STATED GOAL:
Filter the listing and keep only the lines with the word "from".

—————

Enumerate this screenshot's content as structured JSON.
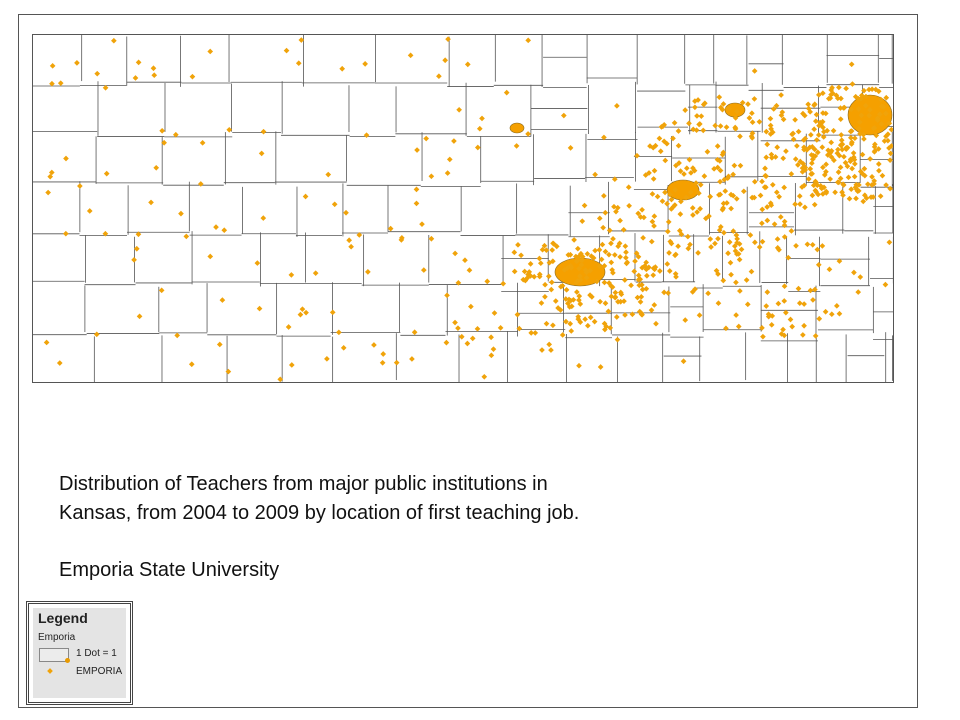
{
  "map": {
    "type": "dot-density",
    "region": "Kansas counties/districts",
    "dot_color": "#f0a30a",
    "boundary_color": "#555555"
  },
  "caption": {
    "line1": "Distribution of Teachers from major public institutions in",
    "line2": "Kansas, from 2004 to 2009 by location of first teaching job.",
    "institution": "Emporia State University"
  },
  "legend": {
    "title": "Legend",
    "layer": "Emporia",
    "dot_value": "1 Dot = 1",
    "series": "EMPORIA",
    "series_color": "#f0a30a"
  }
}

—————

WRITTEN REPLY:
    "line1": "Distribution of Teachers from major public institutions in",
    "line2": "Kansas, from 2004 to 2009 by location of first teaching job.",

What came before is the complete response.